• [Dataset items]
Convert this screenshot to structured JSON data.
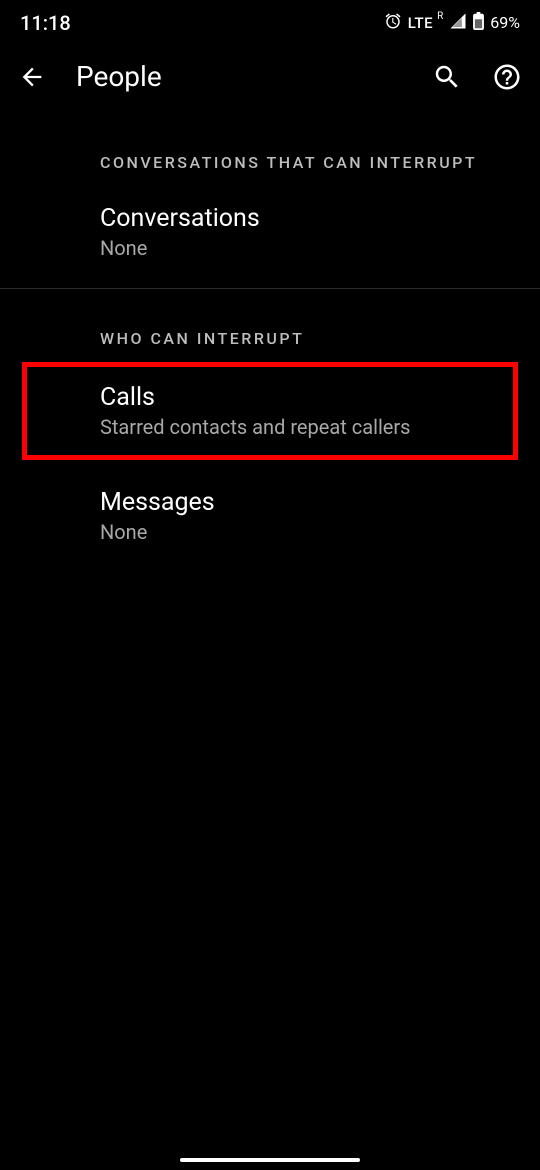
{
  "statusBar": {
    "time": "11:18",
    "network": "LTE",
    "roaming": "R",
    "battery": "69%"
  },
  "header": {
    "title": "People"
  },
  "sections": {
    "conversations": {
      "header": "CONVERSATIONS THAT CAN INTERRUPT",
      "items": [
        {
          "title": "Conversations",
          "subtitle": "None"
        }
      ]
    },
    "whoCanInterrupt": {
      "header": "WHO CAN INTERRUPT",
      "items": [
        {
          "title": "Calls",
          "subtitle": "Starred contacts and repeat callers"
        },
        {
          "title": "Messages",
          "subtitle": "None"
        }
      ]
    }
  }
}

• [AIM OF THE TASK] Pull out each line of the listing that holds the string "header".

• [ANSWER TO THE PROBLEM]
  "header": {
      "header": "CONVERSATIONS THAT CAN INTERRUPT",
      "header": "WHO CAN INTERRUPT",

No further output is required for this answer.